====== PROVIDED PASSAGE
OK, so just found this from Highbeam Research. Here is the link https://www.highbeam.com/doc/1G1-6359751.html
The site is an archive of publications and says this in its About us section "HighBeam Research is operated by Cengage Learning, a leading provider of innovative teaching, learning, and research solutions for the professional, library, and academic audiences worldwide." There is a link to the full archived editorial for subscribers.
Get ready for the phoenix. (government and businessmen are growing tired of floating exchange rates) (editorial)
THIRTY years from now, Americans, Japanese, Europeans, and people in many other rich countries and some relatively poor ones will probably be paying for their shopping with the same currency. Prices will be quoted not in dollars, yen or D-marks but in, let's say, the phoenix. The phoenix will be favoured by companies and shoppers because it will be more convenient than today's national currencies, which by then will seem a quaint cause of much disruption to economic life in the late twentieth century.
============
- WRITTEN REQUEST 1
Convert the part of the records that opens with the line containing "data-point xyxy=(213,218,220,225)" and closes with the line containing "data-point xyxy=(332,338,339,345)" into a Markdown table with columns named Row and Line, where Row holds a running number and Line holds each line, skipping blank lines.
====== RECORDS SHOWN
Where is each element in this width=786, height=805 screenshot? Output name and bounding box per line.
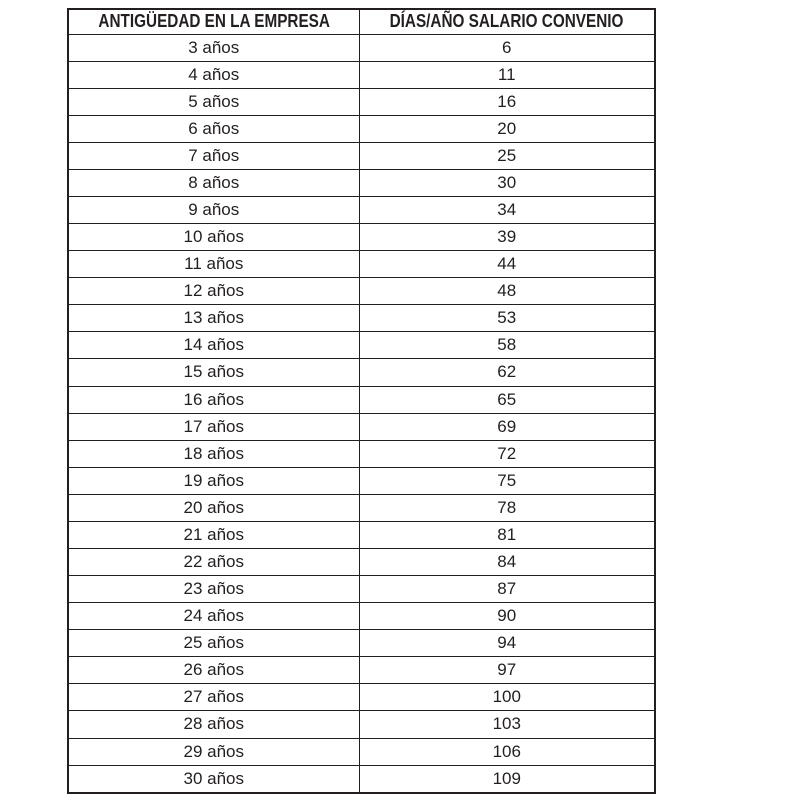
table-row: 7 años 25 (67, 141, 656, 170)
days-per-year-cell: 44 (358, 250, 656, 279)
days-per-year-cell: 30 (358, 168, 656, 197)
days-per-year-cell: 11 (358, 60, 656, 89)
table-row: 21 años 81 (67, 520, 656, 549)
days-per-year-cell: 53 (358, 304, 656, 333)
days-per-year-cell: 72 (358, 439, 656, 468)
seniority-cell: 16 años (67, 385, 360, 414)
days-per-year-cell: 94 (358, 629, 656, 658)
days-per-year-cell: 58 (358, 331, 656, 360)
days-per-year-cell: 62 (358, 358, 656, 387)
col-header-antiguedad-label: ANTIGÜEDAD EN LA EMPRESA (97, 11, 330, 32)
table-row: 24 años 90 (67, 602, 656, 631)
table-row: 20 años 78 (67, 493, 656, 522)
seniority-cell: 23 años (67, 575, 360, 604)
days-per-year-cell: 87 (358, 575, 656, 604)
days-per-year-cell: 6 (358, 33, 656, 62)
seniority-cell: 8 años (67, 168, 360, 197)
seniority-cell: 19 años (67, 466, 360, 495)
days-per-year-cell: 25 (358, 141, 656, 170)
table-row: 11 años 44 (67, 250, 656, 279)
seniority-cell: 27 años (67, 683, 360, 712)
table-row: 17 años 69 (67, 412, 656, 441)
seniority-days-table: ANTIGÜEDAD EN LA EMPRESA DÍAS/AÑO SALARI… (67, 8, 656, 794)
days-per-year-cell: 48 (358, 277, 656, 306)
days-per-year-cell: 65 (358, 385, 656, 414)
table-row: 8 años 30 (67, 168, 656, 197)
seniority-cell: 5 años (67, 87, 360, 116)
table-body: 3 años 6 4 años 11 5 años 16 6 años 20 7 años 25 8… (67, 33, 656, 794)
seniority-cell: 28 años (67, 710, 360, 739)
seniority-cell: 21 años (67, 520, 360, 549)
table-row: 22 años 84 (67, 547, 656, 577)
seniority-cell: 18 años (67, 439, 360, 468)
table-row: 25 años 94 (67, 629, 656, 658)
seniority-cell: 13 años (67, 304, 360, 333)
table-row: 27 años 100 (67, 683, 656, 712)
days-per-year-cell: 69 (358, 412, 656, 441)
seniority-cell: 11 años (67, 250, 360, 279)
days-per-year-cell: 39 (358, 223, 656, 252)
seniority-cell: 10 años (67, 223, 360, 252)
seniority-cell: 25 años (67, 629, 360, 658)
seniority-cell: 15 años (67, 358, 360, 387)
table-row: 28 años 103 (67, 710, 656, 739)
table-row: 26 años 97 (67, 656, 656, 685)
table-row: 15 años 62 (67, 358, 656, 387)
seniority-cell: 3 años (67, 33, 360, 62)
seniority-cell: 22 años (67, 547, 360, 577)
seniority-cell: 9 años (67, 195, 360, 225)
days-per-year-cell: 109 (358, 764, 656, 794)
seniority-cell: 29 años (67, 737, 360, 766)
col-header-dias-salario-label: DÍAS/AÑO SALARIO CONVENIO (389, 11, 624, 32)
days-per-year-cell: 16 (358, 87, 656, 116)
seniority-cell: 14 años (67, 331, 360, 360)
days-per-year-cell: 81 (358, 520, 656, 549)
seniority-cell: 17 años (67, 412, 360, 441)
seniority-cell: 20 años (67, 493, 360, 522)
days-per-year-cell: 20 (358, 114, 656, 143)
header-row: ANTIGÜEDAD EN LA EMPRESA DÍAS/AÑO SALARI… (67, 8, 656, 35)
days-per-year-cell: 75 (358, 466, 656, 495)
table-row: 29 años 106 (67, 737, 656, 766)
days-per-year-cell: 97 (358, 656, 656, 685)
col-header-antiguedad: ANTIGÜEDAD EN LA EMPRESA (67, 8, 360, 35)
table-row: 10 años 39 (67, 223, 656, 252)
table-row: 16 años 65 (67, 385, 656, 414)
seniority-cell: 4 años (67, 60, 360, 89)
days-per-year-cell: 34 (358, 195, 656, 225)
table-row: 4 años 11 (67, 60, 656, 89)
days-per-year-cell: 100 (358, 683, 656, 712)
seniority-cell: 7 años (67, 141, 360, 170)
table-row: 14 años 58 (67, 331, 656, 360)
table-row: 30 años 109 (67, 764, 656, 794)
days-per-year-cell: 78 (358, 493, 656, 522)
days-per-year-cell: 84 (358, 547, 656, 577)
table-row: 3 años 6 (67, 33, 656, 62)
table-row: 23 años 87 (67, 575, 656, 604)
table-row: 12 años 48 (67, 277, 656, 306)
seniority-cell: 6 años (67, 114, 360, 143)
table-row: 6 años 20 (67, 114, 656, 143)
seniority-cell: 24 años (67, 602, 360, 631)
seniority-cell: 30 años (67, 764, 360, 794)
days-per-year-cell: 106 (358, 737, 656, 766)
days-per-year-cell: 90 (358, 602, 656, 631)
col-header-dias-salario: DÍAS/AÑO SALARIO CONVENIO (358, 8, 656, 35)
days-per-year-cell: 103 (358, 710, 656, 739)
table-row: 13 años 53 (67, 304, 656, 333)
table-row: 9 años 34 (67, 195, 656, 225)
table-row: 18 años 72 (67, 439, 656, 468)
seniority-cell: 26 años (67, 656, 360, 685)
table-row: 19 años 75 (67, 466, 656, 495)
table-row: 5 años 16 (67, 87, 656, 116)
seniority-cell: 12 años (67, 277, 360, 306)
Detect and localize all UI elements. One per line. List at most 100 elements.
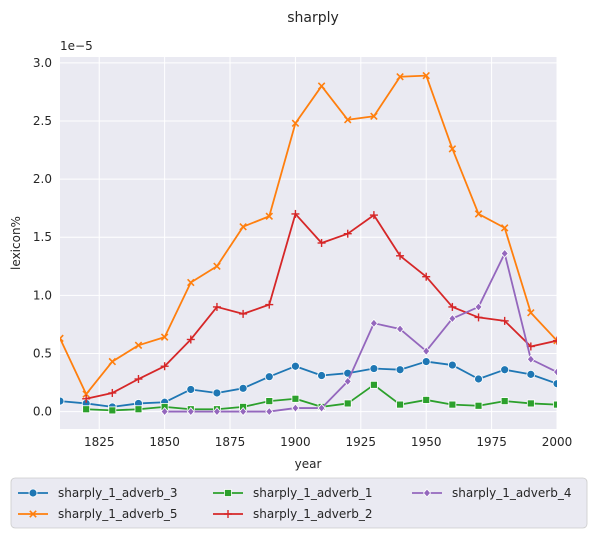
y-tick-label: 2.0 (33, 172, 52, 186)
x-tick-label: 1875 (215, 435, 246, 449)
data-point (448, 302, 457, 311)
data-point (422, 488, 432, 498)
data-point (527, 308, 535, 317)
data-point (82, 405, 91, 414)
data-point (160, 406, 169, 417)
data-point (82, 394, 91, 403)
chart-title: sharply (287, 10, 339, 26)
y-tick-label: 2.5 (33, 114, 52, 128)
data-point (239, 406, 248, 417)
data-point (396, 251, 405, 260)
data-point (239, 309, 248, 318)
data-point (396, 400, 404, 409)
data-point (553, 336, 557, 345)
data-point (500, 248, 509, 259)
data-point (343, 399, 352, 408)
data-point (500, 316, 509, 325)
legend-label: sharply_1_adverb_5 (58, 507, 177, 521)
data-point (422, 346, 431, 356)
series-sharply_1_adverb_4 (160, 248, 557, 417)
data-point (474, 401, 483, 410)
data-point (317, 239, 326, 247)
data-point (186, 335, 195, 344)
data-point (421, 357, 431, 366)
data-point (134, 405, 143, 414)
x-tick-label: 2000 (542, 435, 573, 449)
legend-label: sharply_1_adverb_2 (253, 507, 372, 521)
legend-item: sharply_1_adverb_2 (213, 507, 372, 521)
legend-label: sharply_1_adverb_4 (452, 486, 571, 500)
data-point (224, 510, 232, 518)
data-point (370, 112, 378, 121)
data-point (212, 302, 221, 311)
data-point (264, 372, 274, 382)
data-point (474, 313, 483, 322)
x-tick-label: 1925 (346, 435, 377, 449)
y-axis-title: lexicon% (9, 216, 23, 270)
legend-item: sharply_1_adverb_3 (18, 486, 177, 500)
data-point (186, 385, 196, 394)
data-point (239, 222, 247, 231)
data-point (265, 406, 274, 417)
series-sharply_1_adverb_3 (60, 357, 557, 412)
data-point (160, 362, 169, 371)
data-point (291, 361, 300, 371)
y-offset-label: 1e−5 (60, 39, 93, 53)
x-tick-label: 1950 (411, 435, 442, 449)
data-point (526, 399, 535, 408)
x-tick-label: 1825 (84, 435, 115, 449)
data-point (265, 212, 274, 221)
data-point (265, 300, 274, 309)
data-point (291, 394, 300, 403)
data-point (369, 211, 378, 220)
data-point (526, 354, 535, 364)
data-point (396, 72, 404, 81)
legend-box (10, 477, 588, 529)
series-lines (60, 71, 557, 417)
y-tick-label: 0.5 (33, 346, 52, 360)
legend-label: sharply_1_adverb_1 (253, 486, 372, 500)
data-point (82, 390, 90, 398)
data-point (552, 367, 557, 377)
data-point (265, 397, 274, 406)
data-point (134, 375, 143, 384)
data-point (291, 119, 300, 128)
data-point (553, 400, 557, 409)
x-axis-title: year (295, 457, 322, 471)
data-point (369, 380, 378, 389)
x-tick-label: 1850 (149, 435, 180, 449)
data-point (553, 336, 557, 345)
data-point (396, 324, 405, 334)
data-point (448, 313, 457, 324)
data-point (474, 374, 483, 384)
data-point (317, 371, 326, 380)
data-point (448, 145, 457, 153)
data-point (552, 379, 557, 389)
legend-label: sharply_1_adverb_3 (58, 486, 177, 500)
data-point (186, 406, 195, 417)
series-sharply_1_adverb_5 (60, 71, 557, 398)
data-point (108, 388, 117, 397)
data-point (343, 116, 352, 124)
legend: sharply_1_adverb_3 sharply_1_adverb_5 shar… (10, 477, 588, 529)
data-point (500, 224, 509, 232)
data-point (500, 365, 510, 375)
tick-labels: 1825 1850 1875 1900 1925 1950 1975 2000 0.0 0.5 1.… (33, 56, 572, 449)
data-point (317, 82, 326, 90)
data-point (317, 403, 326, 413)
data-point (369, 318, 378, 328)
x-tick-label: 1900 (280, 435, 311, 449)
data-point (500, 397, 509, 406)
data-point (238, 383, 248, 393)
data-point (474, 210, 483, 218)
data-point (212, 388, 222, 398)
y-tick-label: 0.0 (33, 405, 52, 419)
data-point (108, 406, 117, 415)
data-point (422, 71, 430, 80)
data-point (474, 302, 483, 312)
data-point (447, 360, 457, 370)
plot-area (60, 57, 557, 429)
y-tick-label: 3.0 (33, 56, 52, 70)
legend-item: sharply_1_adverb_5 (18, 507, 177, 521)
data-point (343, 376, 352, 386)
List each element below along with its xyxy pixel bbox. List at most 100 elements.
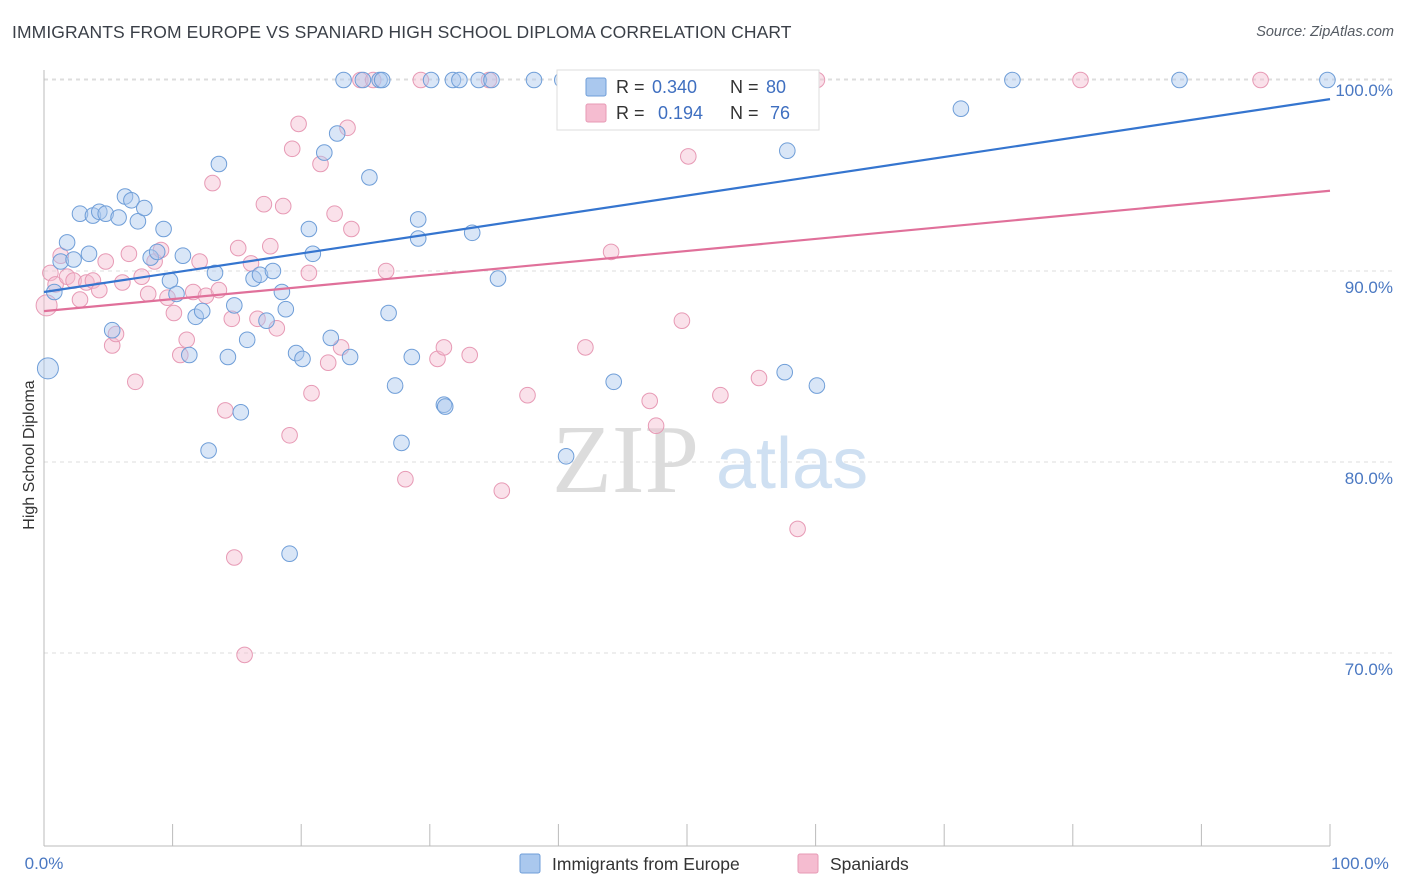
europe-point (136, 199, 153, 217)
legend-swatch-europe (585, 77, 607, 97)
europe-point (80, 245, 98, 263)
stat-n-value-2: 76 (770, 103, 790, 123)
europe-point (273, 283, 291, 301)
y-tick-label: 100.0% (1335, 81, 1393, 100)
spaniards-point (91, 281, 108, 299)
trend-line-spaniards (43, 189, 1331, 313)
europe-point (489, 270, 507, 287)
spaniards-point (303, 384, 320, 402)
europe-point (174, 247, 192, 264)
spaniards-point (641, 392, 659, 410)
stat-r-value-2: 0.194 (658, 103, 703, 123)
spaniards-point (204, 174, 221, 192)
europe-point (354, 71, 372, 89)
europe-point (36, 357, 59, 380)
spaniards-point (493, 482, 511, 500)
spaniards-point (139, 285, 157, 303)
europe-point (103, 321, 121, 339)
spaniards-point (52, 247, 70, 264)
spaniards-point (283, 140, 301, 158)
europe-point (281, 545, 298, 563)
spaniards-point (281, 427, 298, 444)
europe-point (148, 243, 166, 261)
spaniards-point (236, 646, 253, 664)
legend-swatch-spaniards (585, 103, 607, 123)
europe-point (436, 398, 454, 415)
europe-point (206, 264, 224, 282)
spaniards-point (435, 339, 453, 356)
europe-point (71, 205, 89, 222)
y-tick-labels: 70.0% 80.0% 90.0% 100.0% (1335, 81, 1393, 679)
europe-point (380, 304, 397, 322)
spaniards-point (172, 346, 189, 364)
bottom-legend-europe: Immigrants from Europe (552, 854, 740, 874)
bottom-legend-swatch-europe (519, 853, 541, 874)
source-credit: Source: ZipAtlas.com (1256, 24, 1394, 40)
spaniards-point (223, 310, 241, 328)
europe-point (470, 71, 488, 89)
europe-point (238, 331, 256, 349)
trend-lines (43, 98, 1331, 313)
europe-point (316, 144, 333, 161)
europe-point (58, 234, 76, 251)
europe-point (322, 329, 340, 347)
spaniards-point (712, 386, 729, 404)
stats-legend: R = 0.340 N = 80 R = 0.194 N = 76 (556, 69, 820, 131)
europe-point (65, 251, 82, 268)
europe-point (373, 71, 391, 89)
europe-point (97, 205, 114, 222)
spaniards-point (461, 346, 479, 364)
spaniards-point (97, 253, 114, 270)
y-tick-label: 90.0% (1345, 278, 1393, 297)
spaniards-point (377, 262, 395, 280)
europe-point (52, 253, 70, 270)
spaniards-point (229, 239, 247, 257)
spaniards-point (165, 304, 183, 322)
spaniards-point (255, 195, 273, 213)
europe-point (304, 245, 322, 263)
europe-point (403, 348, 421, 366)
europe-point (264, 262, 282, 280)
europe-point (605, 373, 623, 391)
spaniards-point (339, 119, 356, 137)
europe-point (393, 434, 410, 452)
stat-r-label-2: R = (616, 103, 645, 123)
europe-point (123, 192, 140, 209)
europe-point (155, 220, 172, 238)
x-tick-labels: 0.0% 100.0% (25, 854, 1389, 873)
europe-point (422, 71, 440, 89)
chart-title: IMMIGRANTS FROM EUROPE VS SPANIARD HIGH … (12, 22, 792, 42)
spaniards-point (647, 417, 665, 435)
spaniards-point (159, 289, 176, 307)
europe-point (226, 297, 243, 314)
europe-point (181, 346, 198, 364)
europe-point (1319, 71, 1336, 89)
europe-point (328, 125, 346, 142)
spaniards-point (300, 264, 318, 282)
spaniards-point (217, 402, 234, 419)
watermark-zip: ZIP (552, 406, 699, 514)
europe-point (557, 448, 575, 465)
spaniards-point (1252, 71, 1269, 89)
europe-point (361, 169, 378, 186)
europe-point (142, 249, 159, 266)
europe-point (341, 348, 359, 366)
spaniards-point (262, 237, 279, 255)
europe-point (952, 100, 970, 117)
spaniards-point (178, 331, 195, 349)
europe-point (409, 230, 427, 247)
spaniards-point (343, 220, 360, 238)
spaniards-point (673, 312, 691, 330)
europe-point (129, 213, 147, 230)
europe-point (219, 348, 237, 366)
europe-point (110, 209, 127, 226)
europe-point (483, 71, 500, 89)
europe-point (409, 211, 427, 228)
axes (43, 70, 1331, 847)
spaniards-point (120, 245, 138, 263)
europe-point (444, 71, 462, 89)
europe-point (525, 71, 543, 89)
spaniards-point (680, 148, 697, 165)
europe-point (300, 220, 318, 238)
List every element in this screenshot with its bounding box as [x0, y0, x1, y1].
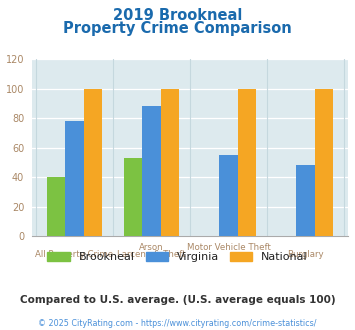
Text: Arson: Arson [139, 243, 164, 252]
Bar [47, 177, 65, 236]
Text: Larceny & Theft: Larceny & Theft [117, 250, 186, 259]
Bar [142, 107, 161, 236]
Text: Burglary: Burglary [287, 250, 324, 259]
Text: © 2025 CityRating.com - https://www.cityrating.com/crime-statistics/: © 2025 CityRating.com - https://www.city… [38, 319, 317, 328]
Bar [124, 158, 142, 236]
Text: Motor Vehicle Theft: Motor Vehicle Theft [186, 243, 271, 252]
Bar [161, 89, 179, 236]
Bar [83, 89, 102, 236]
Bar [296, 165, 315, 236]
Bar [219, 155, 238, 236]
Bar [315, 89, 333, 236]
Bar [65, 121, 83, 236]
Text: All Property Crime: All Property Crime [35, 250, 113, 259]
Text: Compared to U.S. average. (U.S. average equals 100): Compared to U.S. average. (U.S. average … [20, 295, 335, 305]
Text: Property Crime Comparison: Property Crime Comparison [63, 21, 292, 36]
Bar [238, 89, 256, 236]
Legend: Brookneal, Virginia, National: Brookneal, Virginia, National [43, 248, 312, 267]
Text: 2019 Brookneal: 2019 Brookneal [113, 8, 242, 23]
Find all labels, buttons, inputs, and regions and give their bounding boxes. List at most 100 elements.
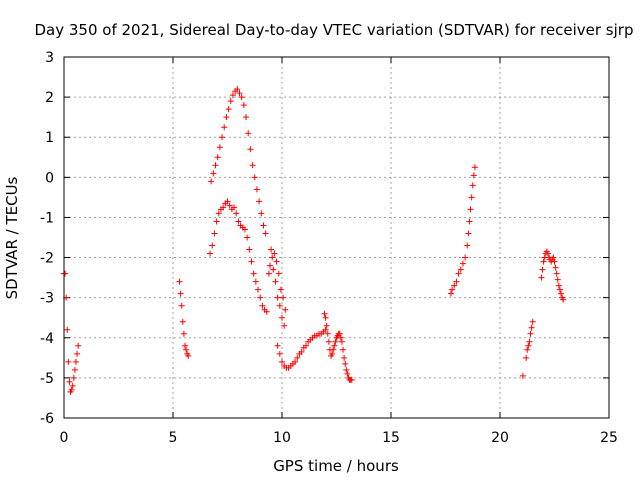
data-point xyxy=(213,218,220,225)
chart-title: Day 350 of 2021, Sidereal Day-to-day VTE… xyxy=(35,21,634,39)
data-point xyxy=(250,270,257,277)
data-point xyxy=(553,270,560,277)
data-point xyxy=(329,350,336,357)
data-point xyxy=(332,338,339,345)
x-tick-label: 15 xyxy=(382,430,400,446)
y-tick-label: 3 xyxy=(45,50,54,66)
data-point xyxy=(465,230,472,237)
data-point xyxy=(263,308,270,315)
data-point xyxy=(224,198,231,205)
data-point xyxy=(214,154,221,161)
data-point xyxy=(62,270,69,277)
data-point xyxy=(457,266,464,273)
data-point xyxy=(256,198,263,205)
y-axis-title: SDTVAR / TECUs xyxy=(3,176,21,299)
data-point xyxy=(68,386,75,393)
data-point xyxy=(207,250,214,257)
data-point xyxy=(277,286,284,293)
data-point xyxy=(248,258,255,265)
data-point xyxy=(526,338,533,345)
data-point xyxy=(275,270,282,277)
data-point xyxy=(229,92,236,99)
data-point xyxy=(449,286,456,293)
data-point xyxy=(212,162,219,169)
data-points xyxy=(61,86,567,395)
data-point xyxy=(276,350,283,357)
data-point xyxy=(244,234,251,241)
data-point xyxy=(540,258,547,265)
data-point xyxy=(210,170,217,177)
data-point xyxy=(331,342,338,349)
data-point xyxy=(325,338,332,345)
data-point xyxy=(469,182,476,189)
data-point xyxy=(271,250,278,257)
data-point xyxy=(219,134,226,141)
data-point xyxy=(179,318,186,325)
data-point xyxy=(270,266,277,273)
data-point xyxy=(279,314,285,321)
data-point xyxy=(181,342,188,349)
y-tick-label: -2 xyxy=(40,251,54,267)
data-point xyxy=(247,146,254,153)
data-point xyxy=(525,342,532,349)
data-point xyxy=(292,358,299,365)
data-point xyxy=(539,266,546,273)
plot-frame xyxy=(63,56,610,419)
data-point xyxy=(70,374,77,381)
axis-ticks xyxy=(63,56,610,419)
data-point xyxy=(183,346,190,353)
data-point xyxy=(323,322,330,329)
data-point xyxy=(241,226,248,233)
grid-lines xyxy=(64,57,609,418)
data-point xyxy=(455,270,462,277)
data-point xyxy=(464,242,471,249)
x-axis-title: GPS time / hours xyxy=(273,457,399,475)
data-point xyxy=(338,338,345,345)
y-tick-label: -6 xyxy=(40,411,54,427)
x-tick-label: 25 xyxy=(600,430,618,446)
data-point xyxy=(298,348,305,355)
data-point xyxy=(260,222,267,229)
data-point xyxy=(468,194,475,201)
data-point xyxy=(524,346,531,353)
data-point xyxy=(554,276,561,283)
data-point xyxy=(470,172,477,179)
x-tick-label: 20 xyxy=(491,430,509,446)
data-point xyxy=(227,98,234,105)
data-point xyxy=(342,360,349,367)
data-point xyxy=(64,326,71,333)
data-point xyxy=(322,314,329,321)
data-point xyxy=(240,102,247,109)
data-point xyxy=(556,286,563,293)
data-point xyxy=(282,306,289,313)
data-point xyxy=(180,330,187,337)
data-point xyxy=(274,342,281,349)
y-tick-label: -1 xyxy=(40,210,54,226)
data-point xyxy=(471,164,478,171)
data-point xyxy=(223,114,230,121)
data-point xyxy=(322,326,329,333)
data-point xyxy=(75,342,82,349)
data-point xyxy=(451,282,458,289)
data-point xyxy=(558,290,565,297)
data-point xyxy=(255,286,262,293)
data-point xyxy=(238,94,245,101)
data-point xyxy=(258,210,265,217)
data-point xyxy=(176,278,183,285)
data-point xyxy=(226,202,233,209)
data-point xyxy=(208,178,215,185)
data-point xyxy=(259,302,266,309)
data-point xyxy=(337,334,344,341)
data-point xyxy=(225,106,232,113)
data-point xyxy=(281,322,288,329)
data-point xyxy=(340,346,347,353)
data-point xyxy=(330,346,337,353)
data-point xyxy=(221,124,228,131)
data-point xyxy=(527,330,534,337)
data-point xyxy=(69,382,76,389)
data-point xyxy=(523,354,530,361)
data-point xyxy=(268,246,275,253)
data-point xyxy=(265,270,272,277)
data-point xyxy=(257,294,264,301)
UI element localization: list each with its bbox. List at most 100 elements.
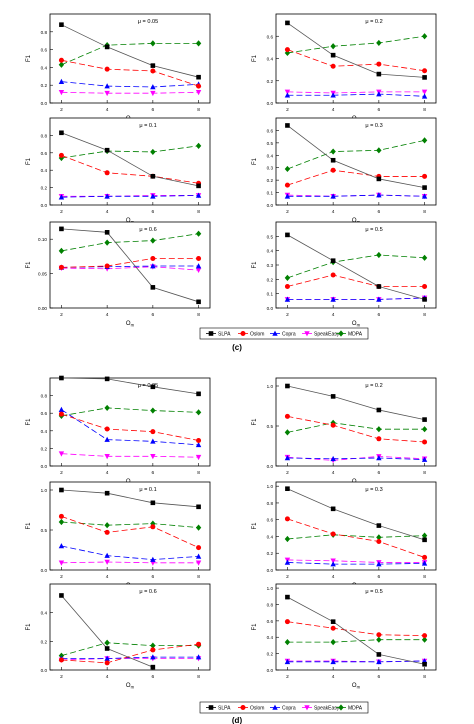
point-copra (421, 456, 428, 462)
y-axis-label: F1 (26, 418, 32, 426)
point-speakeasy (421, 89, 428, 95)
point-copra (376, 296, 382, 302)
============
- WRITTEN REQUEST 2
Transcribe the part of the passage on the future shared currency that opens with the words containing "Get ready for" and closes with the words containing "late twentieth century.".

- RESPONSE 1
| Row | Line |
|---|---|
| 1 | data-point xyxy=(213,218,220,225) |
| 2 | chart-title: Day 350 of 2021, Sidereal Day-to-day VTE… xyxy=(35,21,634,39) |
| 3 | data-point xyxy=(250,270,257,277) |
| 4 | data-point xyxy=(553,270,560,277) |
| 5 | data-point xyxy=(329,350,336,357) |
| 6 | data-point xyxy=(332,338,339,345) |

- RESPONSE 2
Get ready for the phoenix. (government and businessmen are growing tired of floating exchange rates) (editorial)
THIRTY years from now, Americans, Japanese, Europeans, and people in many other rich countries and some relatively poor ones will probably be paying for their shopping with the same currency. Prices will be quoted not in dollars, yen or D-marks but in, let's say, the phoenix. The phoenix will be favoured by companies and shoppers because it will be more convenient than today's national currencies, which by then will seem a quaint cause of much disruption to economic life in the late twentieth century.